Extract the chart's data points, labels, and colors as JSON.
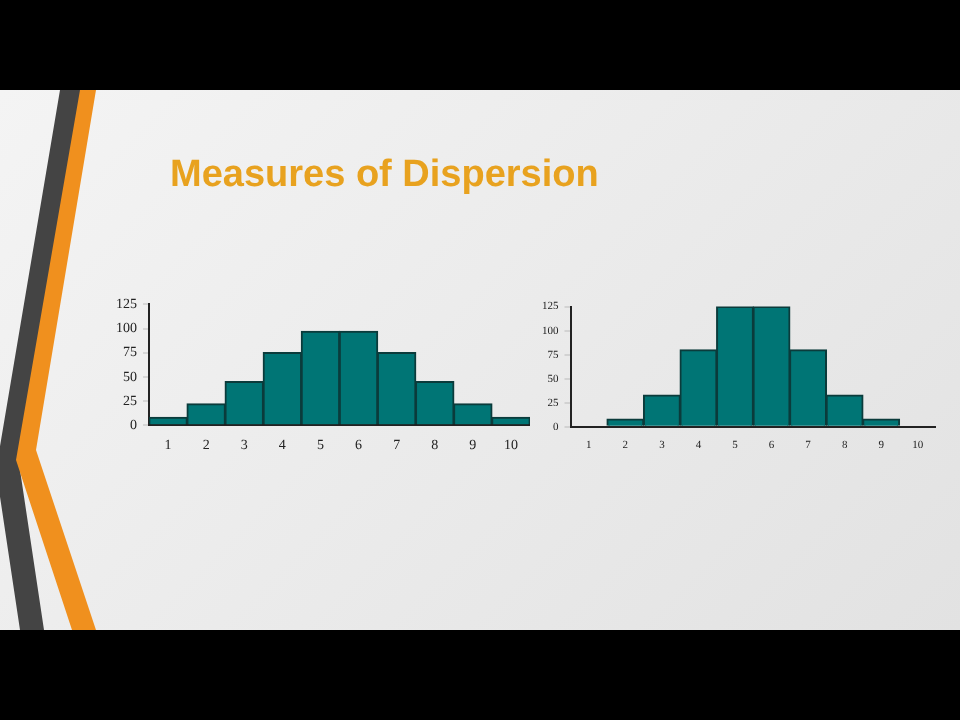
{
  "chart_data": [
    {
      "type": "bar",
      "title": "Measures of Dispersion",
      "categories": [
        "1",
        "2",
        "3",
        "4",
        "5",
        "6",
        "7",
        "8",
        "9",
        "10"
      ],
      "values": [
        8,
        22,
        45,
        75,
        97,
        97,
        75,
        45,
        22,
        8
      ],
      "color": "#007575",
      "ylim": [
        0,
        125
      ],
      "yticks": [
        0,
        25,
        50,
        75,
        100,
        125
      ],
      "grid": false
    },
    {
      "type": "bar",
      "categories": [
        "1",
        "2",
        "3",
        "4",
        "5",
        "6",
        "7",
        "8",
        "9",
        "10"
      ],
      "values": [
        0,
        8,
        33,
        80,
        125,
        125,
        80,
        33,
        8,
        0
      ],
      "color": "#007575",
      "ylim": [
        0,
        125
      ],
      "yticks": [
        0,
        25,
        50,
        75,
        100,
        125
      ],
      "grid": false
    }
  ]
}
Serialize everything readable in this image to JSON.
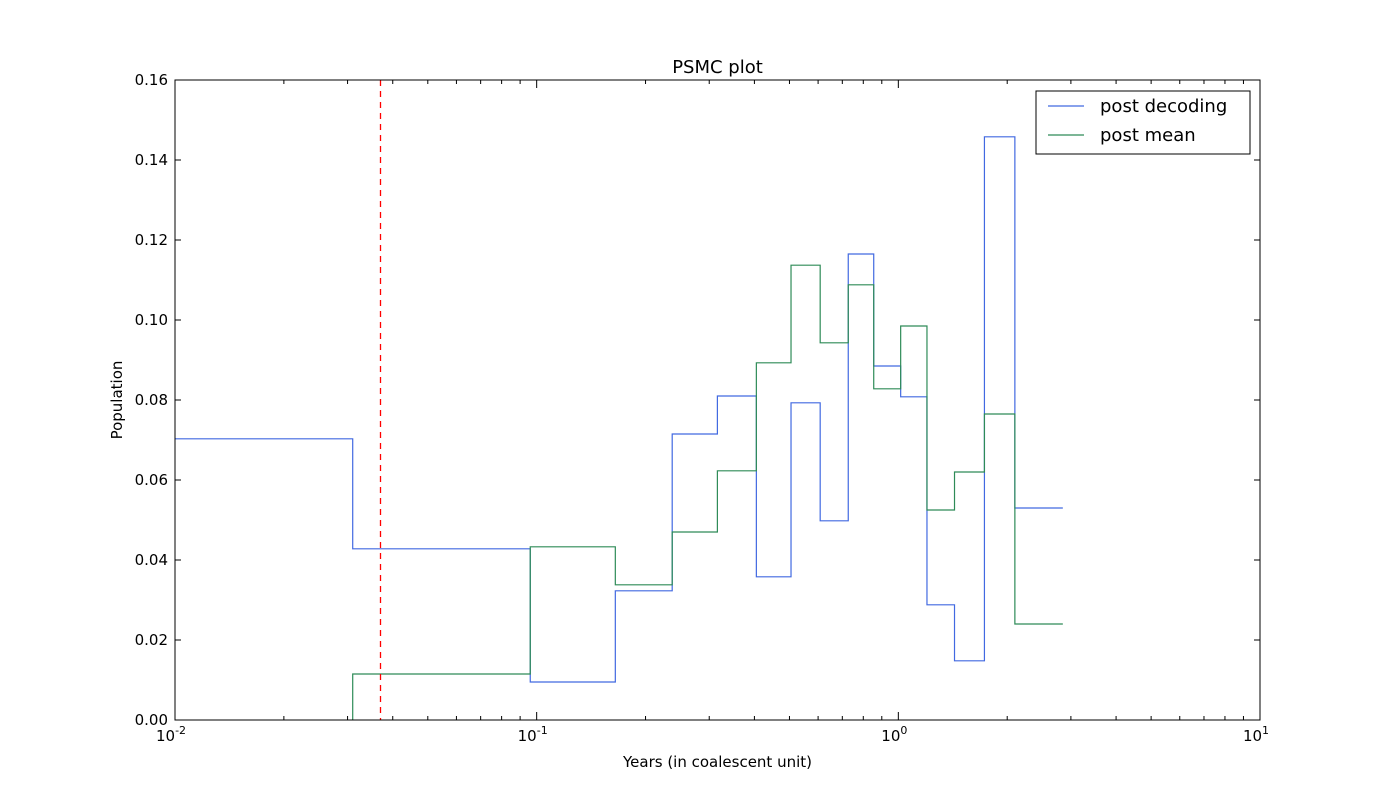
{
  "chart_data": {
    "type": "line",
    "title": "PSMC plot",
    "xlabel": "Years (in coalescent unit)",
    "ylabel": "Population",
    "xscale": "log",
    "xlim": [
      0.01,
      10
    ],
    "ylim": [
      0,
      0.16
    ],
    "x_ticks": [
      {
        "value": 0.01,
        "base": "10",
        "exp": "-2"
      },
      {
        "value": 0.1,
        "base": "10",
        "exp": "-1"
      },
      {
        "value": 1,
        "base": "10",
        "exp": "0"
      },
      {
        "value": 10,
        "base": "10",
        "exp": "1"
      }
    ],
    "y_ticks": [
      {
        "value": 0,
        "label": "0.00"
      },
      {
        "value": 0.02,
        "label": "0.02"
      },
      {
        "value": 0.04,
        "label": "0.04"
      },
      {
        "value": 0.06,
        "label": "0.06"
      },
      {
        "value": 0.08,
        "label": "0.08"
      },
      {
        "value": 0.1,
        "label": "0.10"
      },
      {
        "value": 0.12,
        "label": "0.12"
      },
      {
        "value": 0.14,
        "label": "0.14"
      },
      {
        "value": 0.16,
        "label": "0.16"
      }
    ],
    "grid": false,
    "legend_position": "top-right",
    "vline": {
      "x": 0.037,
      "color": "#ff0000",
      "style": "dashed"
    },
    "series": [
      {
        "name": "post decoding",
        "color": "#4169e1",
        "x": [
          0.01,
          0.031,
          0.096,
          0.165,
          0.237,
          0.316,
          0.405,
          0.505,
          0.608,
          0.727,
          0.855,
          1.015,
          1.2,
          1.43,
          1.73,
          2.1,
          2.85
        ],
        "y": [
          0.0703,
          0.0428,
          0.0095,
          0.0323,
          0.0715,
          0.081,
          0.0358,
          0.0793,
          0.0498,
          0.1165,
          0.0885,
          0.0808,
          0.0288,
          0.0148,
          0.1458,
          0.053,
          0.053
        ]
      },
      {
        "name": "post mean",
        "color": "#2e8b57",
        "x": [
          0.031,
          0.096,
          0.165,
          0.237,
          0.316,
          0.405,
          0.505,
          0.608,
          0.727,
          0.855,
          1.015,
          1.2,
          1.43,
          1.73,
          2.1,
          2.85
        ],
        "y": [
          0.0115,
          0.0433,
          0.0338,
          0.047,
          0.0623,
          0.0893,
          0.1137,
          0.0943,
          0.1088,
          0.0828,
          0.0985,
          0.0525,
          0.062,
          0.0765,
          0.024,
          0.024
        ],
        "start_from_zero": true
      }
    ]
  }
}
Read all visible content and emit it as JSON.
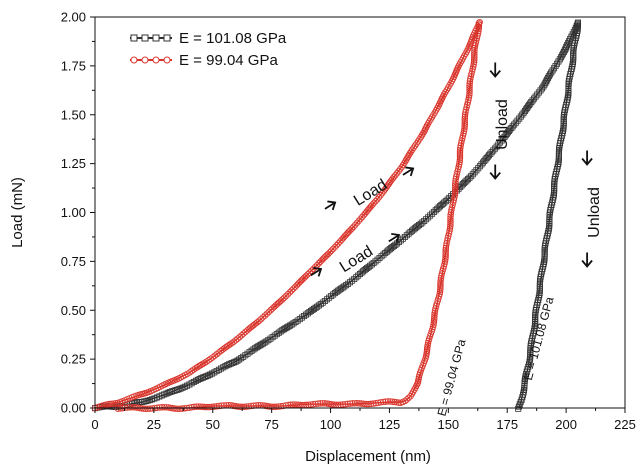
{
  "chart_data": {
    "type": "scatter",
    "xlabel": "Displacement (nm)",
    "ylabel": "Load (mN)",
    "xlim": [
      0,
      225
    ],
    "ylim": [
      0,
      2.0
    ],
    "x_ticks": [
      "0",
      "25",
      "50",
      "75",
      "100",
      "125",
      "150",
      "175",
      "200",
      "225"
    ],
    "y_ticks": [
      "0.00",
      "0.25",
      "0.50",
      "0.75",
      "1.00",
      "1.25",
      "1.50",
      "1.75",
      "2.00"
    ],
    "grid": false,
    "legend_position": "top-left",
    "series": [
      {
        "name": "E = 101.08 GPa",
        "color": "#333333",
        "marker": "square",
        "loading": {
          "x": [
            0,
            10,
            20,
            30,
            40,
            50,
            60,
            70,
            80,
            90,
            100,
            110,
            120,
            130,
            140,
            150,
            160,
            170,
            180,
            190,
            195,
            200,
            203,
            205
          ],
          "y": [
            0,
            0.01,
            0.03,
            0.07,
            0.12,
            0.18,
            0.24,
            0.32,
            0.4,
            0.48,
            0.57,
            0.66,
            0.76,
            0.86,
            0.96,
            1.07,
            1.19,
            1.33,
            1.48,
            1.64,
            1.74,
            1.84,
            1.92,
            1.97
          ]
        },
        "unloading": {
          "x": [
            205,
            203,
            200,
            197,
            194,
            191,
            188,
            186,
            184,
            182,
            181,
            180
          ],
          "y": [
            1.97,
            1.8,
            1.55,
            1.3,
            1.05,
            0.8,
            0.55,
            0.38,
            0.22,
            0.1,
            0.04,
            0.0
          ]
        }
      },
      {
        "name": "E = 99.04 GPa",
        "color": "#d9342b",
        "marker": "circle",
        "loading": {
          "x": [
            0,
            10,
            20,
            30,
            40,
            50,
            60,
            70,
            80,
            90,
            100,
            110,
            120,
            130,
            140,
            150,
            155,
            160,
            163
          ],
          "y": [
            0,
            0.03,
            0.07,
            0.12,
            0.18,
            0.26,
            0.35,
            0.45,
            0.56,
            0.68,
            0.8,
            0.93,
            1.07,
            1.23,
            1.42,
            1.64,
            1.76,
            1.88,
            1.97
          ]
        },
        "unloading": {
          "x": [
            163,
            161,
            158,
            155,
            152,
            149,
            146,
            143,
            140,
            137,
            134,
            132,
            130,
            125,
            110,
            100,
            90,
            80,
            70,
            60,
            50,
            40,
            30,
            20,
            10
          ],
          "y": [
            1.97,
            1.8,
            1.55,
            1.3,
            1.05,
            0.8,
            0.58,
            0.4,
            0.25,
            0.13,
            0.06,
            0.04,
            0.03,
            0.03,
            0.02,
            0.02,
            0.02,
            0.01,
            0.01,
            0.01,
            0.01,
            0.0,
            0.0,
            0.0,
            0.0
          ]
        }
      }
    ],
    "annotations": [
      {
        "text": "Load",
        "series": 1,
        "x": 118,
        "y": 1.08,
        "arrow": "right",
        "color": "#111111"
      },
      {
        "text": "Load",
        "series": 0,
        "x": 112,
        "y": 0.74,
        "arrow": "right",
        "color": "#111111"
      },
      {
        "text": "Unload",
        "series": 1,
        "x": 175,
        "y": 1.45,
        "arrow": "down",
        "color": "#111111"
      },
      {
        "text": "Unload",
        "series": 0,
        "x": 214,
        "y": 1.0,
        "arrow": "down",
        "color": "#111111"
      },
      {
        "text": "E = 99.04 GPa",
        "x": 153,
        "y": 0.15,
        "rotate": -75,
        "size": "small"
      },
      {
        "text": "E = 101.08 GPa",
        "x": 190,
        "y": 0.35,
        "rotate": -75,
        "size": "small"
      }
    ]
  }
}
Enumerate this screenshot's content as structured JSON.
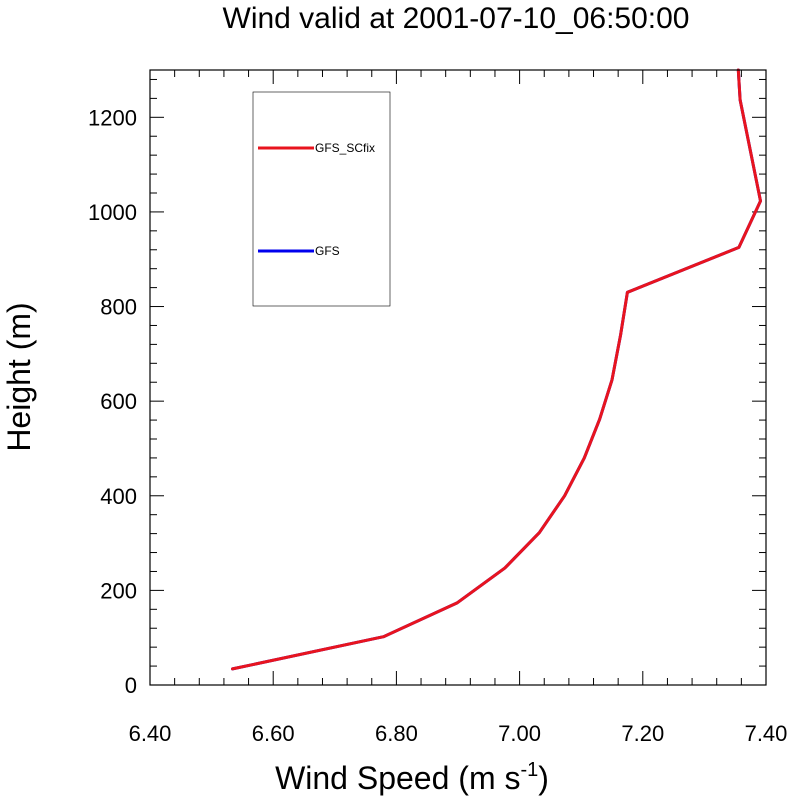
{
  "chart_data": {
    "type": "line",
    "title": "Wind valid at 2001-07-10_06:50:00",
    "xlabel": "Wind Speed (m s",
    "xlabel_sup": "-1",
    "xlabel_end": ")",
    "ylabel": "Height (m)",
    "xlim": [
      6.4,
      7.4
    ],
    "ylim": [
      0,
      1300
    ],
    "xticks": [
      6.4,
      6.6,
      6.8,
      7.0,
      7.2,
      7.4
    ],
    "xtick_labels": [
      "6.40",
      "6.60",
      "6.80",
      "7.00",
      "7.20",
      "7.40"
    ],
    "yticks": [
      0,
      200,
      400,
      600,
      800,
      1000,
      1200
    ],
    "ytick_labels": [
      "0",
      "200",
      "400",
      "600",
      "800",
      "1000",
      "1200"
    ],
    "grid": false,
    "legend_position": "top-left",
    "series": [
      {
        "name": "GFS",
        "color": "#0000ee",
        "x": [
          6.534,
          6.779,
          6.899,
          6.976,
          7.032,
          7.073,
          7.105,
          7.13,
          7.15,
          7.164,
          7.175,
          7.356,
          7.391,
          7.358,
          7.355
        ],
        "y": [
          34,
          102,
          174,
          247,
          322,
          400,
          480,
          562,
          645,
          740,
          830,
          925,
          1023,
          1237,
          1300
        ]
      },
      {
        "name": "GFS_SCfix",
        "color": "#e8141e",
        "x": [
          6.534,
          6.779,
          6.899,
          6.976,
          7.032,
          7.073,
          7.105,
          7.13,
          7.15,
          7.164,
          7.175,
          7.356,
          7.391,
          7.358,
          7.355
        ],
        "y": [
          34,
          102,
          174,
          247,
          322,
          400,
          480,
          562,
          645,
          740,
          830,
          925,
          1023,
          1237,
          1300
        ]
      }
    ]
  }
}
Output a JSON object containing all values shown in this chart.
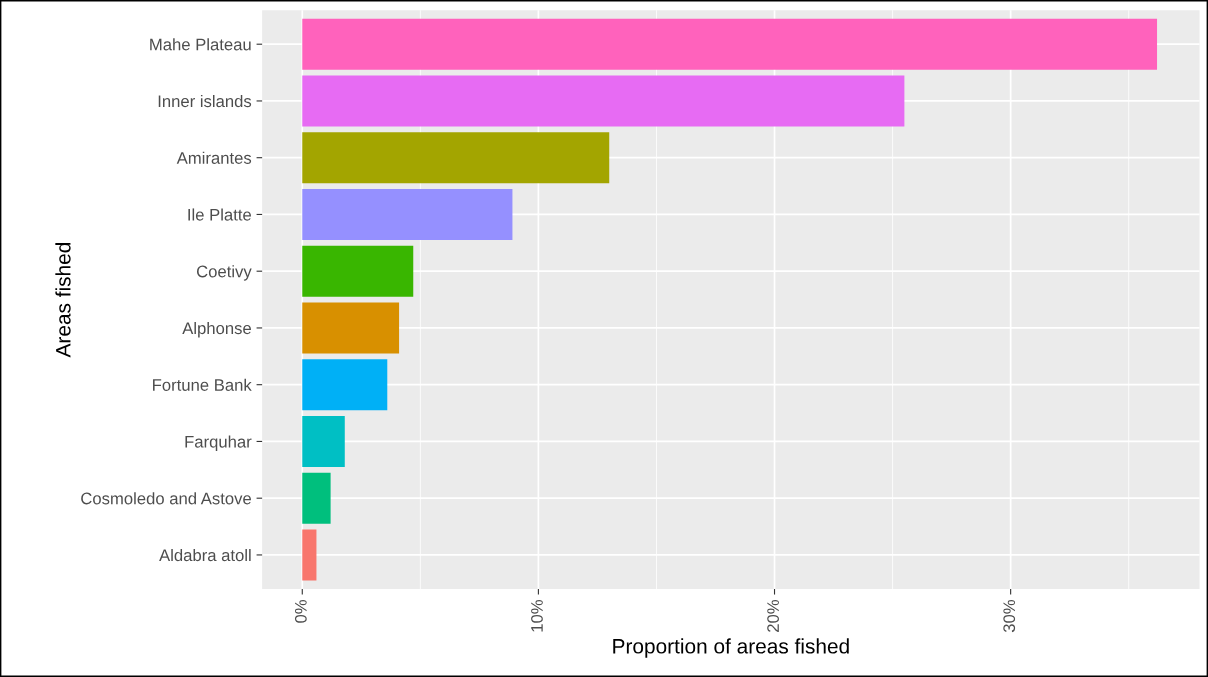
{
  "chart_data": {
    "type": "bar",
    "orientation": "horizontal",
    "xlabel": "Proportion of areas fished",
    "ylabel": "Areas fished",
    "categories": [
      "Mahe Plateau",
      "Inner islands",
      "Amirantes",
      "Ile Platte",
      "Coetivy",
      "Alphonse",
      "Fortune Bank",
      "Farquhar",
      "Cosmoledo and Astove",
      "Aldabra atoll"
    ],
    "values": [
      36.2,
      25.5,
      13.0,
      8.9,
      4.7,
      4.1,
      3.6,
      1.8,
      1.2,
      0.6
    ],
    "colors": [
      "#ff62bc",
      "#e76bf3",
      "#a3a500",
      "#9590ff",
      "#39b600",
      "#d89000",
      "#00b0f6",
      "#00bfc4",
      "#00bf7d",
      "#f8766d"
    ],
    "xlim": [
      -1.7,
      38.0
    ],
    "xticks": [
      {
        "value": 0,
        "label": "0%"
      },
      {
        "value": 10,
        "label": "10%"
      },
      {
        "value": 20,
        "label": "20%"
      },
      {
        "value": 30,
        "label": "30%"
      }
    ],
    "grid": true,
    "legend": false
  }
}
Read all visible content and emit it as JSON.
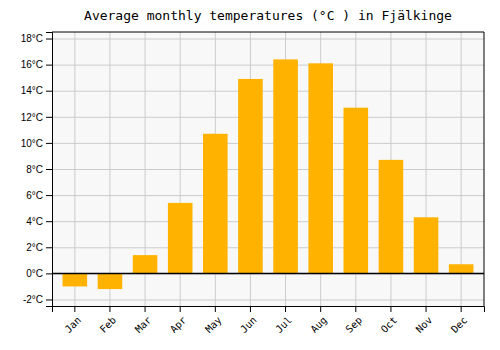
{
  "chart_data": {
    "type": "bar",
    "title": "Average monthly temperatures (°C ) in Fjälkinge",
    "categories": [
      "Jan",
      "Feb",
      "Mar",
      "Apr",
      "May",
      "Jun",
      "Jul",
      "Aug",
      "Sep",
      "Oct",
      "Nov",
      "Dec"
    ],
    "values": [
      -1.0,
      -1.2,
      1.4,
      5.4,
      10.7,
      14.9,
      16.4,
      16.1,
      12.7,
      8.7,
      4.3,
      0.7
    ],
    "color": "#FFB300",
    "ylim": [
      -2.5,
      18.5
    ],
    "yticks": [
      {
        "value": -2,
        "label": "-2°C"
      },
      {
        "value": 0,
        "label": "0°C"
      },
      {
        "value": 2,
        "label": "2°C"
      },
      {
        "value": 4,
        "label": "4°C"
      },
      {
        "value": 6,
        "label": "6°C"
      },
      {
        "value": 8,
        "label": "8°C"
      },
      {
        "value": 10,
        "label": "10°C"
      },
      {
        "value": 12,
        "label": "12°C"
      },
      {
        "value": 14,
        "label": "14°C"
      },
      {
        "value": 16,
        "label": "16°C"
      },
      {
        "value": 18,
        "label": "18°C"
      }
    ],
    "grid": true
  }
}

Direction: Collect each line above holding the string "ylabel".

Written answer:
    "ylabel": "Population",
    "ylabel": "Load (mN)",
    "ylabel": "Height (m)",
    "ylabel": "Areas fished",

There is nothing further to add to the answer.